## What the task requires
From the listing that follows, extract every line and set it down unaltered.

## Source data

● ● ● ● ● ● ●

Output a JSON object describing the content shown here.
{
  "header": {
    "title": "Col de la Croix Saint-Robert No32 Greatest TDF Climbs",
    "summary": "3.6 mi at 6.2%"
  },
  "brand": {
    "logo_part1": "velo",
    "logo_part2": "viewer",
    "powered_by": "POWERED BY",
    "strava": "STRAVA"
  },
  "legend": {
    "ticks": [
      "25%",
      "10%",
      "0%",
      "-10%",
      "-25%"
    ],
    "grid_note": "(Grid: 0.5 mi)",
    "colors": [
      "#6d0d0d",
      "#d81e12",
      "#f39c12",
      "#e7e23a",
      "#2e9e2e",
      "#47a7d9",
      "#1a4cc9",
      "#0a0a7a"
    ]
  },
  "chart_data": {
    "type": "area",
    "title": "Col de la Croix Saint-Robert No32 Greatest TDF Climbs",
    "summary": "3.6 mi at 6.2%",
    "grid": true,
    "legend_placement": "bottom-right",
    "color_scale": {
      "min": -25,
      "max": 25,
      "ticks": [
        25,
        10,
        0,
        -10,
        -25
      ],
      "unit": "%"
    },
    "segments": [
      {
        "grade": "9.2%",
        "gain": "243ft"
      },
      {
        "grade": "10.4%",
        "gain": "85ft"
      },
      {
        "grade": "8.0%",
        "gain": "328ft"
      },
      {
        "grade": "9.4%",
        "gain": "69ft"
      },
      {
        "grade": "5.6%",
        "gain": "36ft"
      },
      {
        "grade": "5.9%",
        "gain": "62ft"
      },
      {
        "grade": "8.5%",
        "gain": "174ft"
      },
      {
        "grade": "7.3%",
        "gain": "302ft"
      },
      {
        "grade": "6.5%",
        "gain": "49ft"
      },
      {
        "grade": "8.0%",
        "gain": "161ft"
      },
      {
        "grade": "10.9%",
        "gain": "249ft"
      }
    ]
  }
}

● ● ● ● ● ● ●

## Expected output
Output a JSON object describing the content shown here.
{
  "header": {
    "title": "Col de la Croix Saint-Robert No32 Greatest TDF Climbs",
    "summary": "3.6 mi at 6.2%"
  },
  "brand": {
    "logo_part1": "velo",
    "logo_part2": "viewer",
    "powered_by": "POWERED BY",
    "strava": "STRAVA"
  },
  "legend": {
    "ticks": [
      "25%",
      "10%",
      "0%",
      "-10%",
      "-25%"
    ],
    "grid_note": "(Grid: 0.5 mi)",
    "colors": [
      "#6d0d0d",
      "#d81e12",
      "#f39c12",
      "#e7e23a",
      "#2e9e2e",
      "#47a7d9",
      "#1a4cc9",
      "#0a0a7a"
    ]
  },
  "chart_data": {
    "type": "area",
    "title": "Col de la Croix Saint-Robert No32 Greatest TDF Climbs",
    "summary": "3.6 mi at 6.2%",
    "grid": true,
    "legend_placement": "bottom-right",
    "color_scale": {
      "min": -25,
      "max": 25,
      "ticks": [
        25,
        10,
        0,
        -10,
        -25
      ],
      "unit": "%"
    },
    "segments": [
      {
        "grade": "9.2%",
        "gain": "243ft"
      },
      {
        "grade": "10.4%",
        "gain": "85ft"
      },
      {
        "grade": "8.0%",
        "gain": "328ft"
      },
      {
        "grade": "9.4%",
        "gain": "69ft"
      },
      {
        "grade": "5.6%",
        "gain": "36ft"
      },
      {
        "grade": "5.9%",
        "gain": "62ft"
      },
      {
        "grade": "8.5%",
        "gain": "174ft"
      },
      {
        "grade": "7.3%",
        "gain": "302ft"
      },
      {
        "grade": "6.5%",
        "gain": "49ft"
      },
      {
        "grade": "8.0%",
        "gain": "161ft"
      },
      {
        "grade": "10.9%",
        "gain": "249ft"
      }
    ]
  }
}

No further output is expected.